─── Information supplied ───
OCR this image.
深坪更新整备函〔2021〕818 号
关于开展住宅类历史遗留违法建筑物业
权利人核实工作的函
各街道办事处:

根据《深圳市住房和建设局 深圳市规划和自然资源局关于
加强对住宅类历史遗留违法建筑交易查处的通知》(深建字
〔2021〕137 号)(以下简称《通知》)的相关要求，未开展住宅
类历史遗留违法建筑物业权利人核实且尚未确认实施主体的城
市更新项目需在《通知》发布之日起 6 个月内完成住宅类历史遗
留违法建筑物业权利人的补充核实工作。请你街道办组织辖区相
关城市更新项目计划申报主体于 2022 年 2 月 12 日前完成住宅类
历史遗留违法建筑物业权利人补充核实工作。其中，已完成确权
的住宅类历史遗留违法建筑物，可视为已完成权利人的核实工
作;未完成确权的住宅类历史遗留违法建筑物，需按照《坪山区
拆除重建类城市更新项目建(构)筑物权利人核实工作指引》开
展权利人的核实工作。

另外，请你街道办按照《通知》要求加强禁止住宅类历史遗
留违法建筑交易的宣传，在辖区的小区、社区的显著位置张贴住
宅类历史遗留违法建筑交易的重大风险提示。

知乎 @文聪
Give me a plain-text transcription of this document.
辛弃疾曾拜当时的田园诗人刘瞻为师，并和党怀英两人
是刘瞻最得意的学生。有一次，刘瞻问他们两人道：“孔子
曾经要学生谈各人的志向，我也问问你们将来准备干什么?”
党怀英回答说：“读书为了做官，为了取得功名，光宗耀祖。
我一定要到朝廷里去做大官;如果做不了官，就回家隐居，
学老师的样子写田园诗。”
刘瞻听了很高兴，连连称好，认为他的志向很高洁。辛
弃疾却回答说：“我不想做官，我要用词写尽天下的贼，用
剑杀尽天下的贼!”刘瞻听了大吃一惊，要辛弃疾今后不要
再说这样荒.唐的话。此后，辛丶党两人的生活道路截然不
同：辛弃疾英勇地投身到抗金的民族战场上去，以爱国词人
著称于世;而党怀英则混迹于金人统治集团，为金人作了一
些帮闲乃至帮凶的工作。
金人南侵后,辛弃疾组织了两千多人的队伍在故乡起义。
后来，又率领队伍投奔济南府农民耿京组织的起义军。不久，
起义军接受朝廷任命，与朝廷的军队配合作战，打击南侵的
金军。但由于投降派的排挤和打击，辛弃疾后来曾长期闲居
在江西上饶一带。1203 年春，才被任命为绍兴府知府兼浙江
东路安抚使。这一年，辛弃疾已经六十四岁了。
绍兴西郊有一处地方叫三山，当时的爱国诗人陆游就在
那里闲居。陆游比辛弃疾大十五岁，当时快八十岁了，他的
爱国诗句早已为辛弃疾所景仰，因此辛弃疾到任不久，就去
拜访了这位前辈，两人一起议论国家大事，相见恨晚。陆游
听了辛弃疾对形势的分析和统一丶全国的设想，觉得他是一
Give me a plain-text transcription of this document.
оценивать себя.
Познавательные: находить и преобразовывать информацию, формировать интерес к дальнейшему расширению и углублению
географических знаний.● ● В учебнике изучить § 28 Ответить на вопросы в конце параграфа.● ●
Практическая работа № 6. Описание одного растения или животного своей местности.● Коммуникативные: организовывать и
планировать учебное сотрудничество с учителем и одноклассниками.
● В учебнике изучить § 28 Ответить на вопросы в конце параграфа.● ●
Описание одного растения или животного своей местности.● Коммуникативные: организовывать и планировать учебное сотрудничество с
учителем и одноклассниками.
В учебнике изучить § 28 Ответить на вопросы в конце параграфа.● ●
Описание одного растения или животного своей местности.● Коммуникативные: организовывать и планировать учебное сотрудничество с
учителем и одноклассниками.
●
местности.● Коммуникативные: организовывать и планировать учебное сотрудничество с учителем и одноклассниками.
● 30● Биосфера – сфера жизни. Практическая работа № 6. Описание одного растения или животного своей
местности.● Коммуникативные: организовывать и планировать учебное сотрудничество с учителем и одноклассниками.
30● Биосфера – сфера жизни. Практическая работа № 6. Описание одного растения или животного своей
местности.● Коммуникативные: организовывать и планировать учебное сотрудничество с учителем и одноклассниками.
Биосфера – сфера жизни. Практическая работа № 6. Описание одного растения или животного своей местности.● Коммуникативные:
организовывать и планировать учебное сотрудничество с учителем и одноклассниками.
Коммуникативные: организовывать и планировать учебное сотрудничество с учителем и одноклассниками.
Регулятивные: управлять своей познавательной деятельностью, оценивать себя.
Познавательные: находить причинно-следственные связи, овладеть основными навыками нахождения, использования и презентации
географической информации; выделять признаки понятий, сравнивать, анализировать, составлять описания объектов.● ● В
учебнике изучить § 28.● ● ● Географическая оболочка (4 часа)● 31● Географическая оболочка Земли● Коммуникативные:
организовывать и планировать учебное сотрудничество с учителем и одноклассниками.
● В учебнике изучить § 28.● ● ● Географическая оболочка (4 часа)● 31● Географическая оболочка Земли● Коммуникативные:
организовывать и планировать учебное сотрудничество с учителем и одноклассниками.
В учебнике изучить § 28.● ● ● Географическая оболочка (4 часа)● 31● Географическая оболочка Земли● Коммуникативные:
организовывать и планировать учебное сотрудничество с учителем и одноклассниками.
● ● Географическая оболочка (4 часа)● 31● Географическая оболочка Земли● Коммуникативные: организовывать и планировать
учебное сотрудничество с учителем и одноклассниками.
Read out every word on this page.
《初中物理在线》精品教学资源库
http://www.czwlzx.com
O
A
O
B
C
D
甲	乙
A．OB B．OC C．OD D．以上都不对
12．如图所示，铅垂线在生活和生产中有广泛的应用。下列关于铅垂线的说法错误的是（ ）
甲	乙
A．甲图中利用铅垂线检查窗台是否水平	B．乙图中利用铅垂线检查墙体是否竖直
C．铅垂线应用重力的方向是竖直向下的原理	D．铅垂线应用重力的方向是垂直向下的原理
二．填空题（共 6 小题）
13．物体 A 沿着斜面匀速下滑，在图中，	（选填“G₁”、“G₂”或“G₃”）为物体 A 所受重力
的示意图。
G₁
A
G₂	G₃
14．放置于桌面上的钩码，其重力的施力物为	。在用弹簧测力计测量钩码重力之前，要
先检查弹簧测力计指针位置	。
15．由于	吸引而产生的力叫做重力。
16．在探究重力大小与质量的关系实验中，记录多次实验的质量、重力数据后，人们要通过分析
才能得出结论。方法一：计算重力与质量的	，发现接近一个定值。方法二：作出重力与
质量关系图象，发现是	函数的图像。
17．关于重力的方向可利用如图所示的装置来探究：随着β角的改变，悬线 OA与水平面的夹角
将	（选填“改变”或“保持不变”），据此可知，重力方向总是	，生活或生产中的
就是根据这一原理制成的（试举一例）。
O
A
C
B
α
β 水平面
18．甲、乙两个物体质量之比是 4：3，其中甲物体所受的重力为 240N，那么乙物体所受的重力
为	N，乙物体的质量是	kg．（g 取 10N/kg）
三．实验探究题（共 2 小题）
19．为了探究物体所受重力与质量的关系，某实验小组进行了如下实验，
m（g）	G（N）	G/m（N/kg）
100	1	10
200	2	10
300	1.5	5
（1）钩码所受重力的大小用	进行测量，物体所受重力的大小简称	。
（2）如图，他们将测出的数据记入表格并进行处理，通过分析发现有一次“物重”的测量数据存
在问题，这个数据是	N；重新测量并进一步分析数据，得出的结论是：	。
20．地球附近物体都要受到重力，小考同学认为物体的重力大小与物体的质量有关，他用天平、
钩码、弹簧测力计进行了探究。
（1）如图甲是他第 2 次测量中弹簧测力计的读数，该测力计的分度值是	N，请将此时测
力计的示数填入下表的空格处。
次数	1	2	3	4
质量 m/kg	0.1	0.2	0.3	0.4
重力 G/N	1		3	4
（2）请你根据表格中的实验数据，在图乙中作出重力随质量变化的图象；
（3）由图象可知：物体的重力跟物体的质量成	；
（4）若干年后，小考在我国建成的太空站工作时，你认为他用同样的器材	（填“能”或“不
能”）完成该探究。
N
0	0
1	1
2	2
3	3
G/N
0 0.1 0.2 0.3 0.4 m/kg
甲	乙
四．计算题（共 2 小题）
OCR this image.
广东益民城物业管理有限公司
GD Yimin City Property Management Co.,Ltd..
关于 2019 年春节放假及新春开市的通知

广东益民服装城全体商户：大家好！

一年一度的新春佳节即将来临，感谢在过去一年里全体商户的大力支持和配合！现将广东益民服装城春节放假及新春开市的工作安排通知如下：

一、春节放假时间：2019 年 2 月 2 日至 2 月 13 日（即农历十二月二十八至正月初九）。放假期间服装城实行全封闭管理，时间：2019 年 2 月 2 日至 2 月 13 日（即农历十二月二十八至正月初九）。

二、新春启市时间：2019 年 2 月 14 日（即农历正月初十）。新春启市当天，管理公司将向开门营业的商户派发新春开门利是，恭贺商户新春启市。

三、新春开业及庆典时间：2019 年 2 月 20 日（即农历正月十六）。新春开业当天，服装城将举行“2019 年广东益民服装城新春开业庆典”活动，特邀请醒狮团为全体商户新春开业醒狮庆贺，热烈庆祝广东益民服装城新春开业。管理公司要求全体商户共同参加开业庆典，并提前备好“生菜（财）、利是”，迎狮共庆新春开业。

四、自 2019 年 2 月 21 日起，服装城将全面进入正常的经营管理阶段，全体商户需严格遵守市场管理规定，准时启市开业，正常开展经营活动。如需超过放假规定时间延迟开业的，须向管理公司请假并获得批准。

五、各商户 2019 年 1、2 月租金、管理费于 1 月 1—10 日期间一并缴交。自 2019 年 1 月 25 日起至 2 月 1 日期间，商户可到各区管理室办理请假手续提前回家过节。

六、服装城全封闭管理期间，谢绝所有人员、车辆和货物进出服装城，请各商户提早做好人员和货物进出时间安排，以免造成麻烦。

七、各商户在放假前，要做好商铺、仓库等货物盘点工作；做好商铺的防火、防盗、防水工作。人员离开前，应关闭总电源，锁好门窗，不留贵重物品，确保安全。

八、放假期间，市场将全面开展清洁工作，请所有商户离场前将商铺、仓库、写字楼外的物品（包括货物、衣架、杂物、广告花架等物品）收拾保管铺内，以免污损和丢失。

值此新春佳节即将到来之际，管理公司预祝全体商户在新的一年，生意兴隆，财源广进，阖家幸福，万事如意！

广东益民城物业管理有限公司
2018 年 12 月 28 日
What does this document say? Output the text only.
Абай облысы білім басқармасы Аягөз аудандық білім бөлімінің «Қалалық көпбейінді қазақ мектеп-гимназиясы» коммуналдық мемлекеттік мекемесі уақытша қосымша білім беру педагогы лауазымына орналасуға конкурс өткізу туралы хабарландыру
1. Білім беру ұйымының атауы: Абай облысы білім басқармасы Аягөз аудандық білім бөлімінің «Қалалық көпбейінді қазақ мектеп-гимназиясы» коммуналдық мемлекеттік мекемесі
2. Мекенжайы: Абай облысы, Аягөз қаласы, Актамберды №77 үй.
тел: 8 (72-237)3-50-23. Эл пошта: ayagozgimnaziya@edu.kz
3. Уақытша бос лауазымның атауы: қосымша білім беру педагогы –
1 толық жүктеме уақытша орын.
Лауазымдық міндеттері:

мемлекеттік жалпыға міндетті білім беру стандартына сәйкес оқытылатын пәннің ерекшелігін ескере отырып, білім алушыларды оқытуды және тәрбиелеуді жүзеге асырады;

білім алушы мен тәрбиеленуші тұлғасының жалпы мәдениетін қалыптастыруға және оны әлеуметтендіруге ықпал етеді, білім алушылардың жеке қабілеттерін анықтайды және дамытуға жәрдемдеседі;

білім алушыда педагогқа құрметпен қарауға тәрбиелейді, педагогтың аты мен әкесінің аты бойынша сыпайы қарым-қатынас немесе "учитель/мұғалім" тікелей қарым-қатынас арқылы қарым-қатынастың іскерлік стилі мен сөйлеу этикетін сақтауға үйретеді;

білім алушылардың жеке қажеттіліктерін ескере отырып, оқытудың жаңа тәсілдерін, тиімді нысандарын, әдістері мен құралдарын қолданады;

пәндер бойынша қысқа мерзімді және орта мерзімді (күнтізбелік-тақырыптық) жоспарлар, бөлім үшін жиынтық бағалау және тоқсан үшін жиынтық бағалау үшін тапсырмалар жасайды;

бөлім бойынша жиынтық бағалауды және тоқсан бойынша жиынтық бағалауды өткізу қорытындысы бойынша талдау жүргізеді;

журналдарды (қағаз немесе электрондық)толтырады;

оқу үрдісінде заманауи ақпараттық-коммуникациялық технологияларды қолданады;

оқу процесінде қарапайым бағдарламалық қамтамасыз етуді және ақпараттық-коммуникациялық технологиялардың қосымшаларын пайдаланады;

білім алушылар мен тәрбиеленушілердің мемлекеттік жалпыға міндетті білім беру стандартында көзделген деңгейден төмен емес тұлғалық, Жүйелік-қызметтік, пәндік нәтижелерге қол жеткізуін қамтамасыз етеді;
───
_The request_
Filter the listing for the word "Ответить" and copy every line that holds it.

_Answer to the problem_
географических знаний.● ● В учебнике изучить § 28 Ответить на вопросы в конце параграфа.● ●
● В учебнике изучить § 28 Ответить на вопросы в конце параграфа.● ●
В учебнике изучить § 28 Ответить на вопросы в конце параграфа.● ●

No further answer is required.